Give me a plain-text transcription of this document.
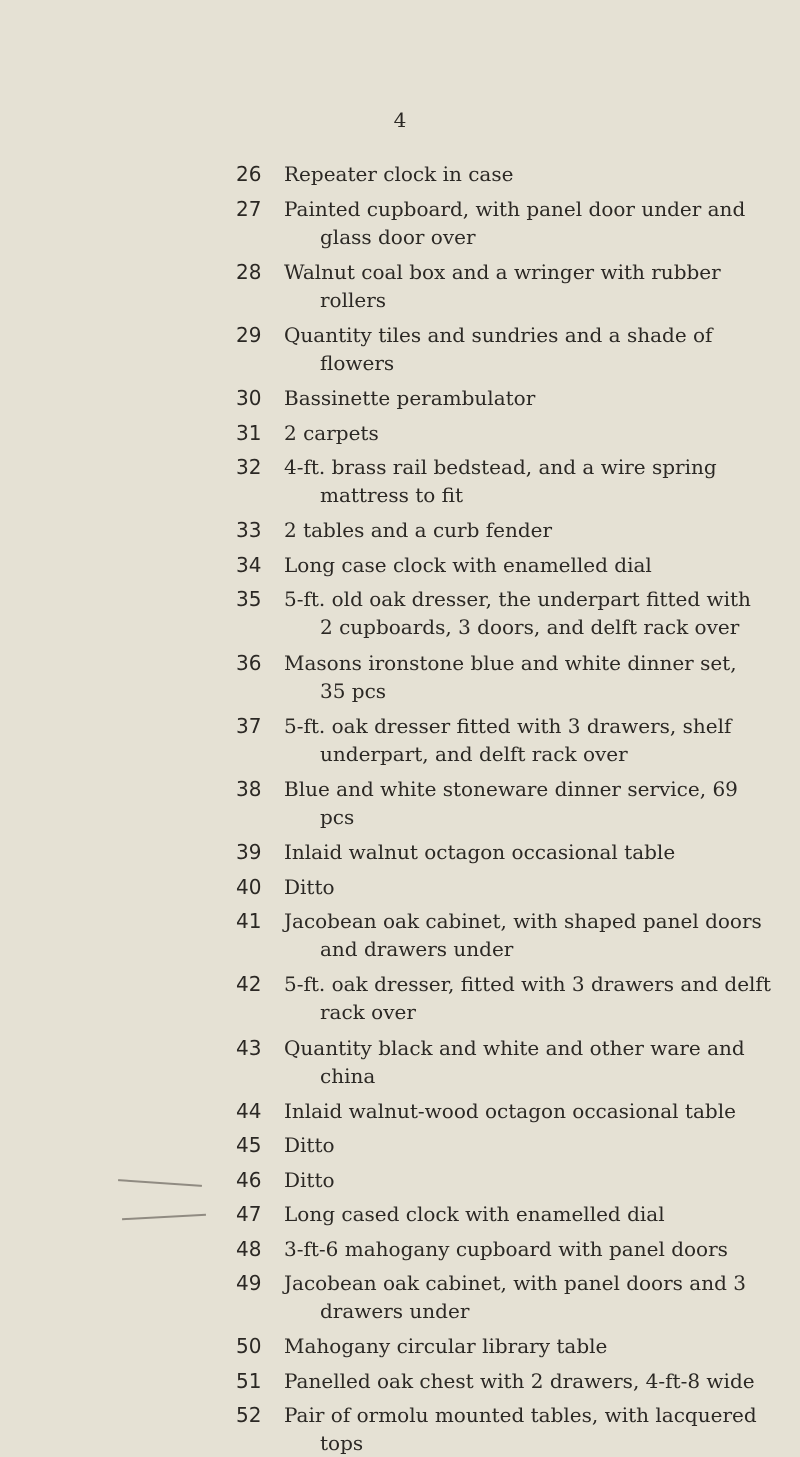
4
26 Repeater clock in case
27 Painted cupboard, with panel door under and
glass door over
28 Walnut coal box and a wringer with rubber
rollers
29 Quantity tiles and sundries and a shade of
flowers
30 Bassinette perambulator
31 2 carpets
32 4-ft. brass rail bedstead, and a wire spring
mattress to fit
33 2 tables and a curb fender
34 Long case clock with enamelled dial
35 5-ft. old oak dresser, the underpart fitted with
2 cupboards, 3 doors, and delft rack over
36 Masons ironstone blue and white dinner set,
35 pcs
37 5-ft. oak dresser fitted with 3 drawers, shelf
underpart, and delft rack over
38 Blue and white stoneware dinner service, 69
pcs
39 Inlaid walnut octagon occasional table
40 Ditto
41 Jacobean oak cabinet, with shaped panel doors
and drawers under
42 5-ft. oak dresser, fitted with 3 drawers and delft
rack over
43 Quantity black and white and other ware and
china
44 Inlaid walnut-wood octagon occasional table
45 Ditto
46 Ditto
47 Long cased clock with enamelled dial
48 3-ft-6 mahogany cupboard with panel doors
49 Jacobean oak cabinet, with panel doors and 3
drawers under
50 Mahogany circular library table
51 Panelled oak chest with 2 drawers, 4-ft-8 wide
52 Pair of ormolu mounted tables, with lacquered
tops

==

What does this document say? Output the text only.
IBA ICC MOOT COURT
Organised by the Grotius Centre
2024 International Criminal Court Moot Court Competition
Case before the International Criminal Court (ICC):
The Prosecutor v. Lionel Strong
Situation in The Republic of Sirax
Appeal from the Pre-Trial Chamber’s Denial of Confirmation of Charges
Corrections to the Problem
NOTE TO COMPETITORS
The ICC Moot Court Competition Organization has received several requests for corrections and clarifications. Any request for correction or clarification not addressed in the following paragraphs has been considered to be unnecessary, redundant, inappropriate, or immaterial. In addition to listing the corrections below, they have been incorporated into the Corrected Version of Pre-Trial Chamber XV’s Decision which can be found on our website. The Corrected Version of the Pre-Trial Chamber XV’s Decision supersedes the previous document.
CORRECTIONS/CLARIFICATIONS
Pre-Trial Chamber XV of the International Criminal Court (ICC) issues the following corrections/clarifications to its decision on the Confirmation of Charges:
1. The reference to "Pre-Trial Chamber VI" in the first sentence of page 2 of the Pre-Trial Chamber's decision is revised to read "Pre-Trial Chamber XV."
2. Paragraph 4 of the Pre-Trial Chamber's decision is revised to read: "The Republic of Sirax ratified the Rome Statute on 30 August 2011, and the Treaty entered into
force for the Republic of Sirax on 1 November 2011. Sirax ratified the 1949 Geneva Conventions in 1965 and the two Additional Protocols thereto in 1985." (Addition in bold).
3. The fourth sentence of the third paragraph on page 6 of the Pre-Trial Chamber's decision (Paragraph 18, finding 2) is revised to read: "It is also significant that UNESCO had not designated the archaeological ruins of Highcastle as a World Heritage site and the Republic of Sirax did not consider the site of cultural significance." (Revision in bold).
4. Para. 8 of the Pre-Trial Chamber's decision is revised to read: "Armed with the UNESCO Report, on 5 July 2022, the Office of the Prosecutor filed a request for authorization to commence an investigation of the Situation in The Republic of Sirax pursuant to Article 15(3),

§ What you need to do: Scan the lines above for "rack", then copy every one that has it.

§ Exercise answer:
2 cupboards, 3 doors, and delft rack over
underpart, and delft rack over
rack over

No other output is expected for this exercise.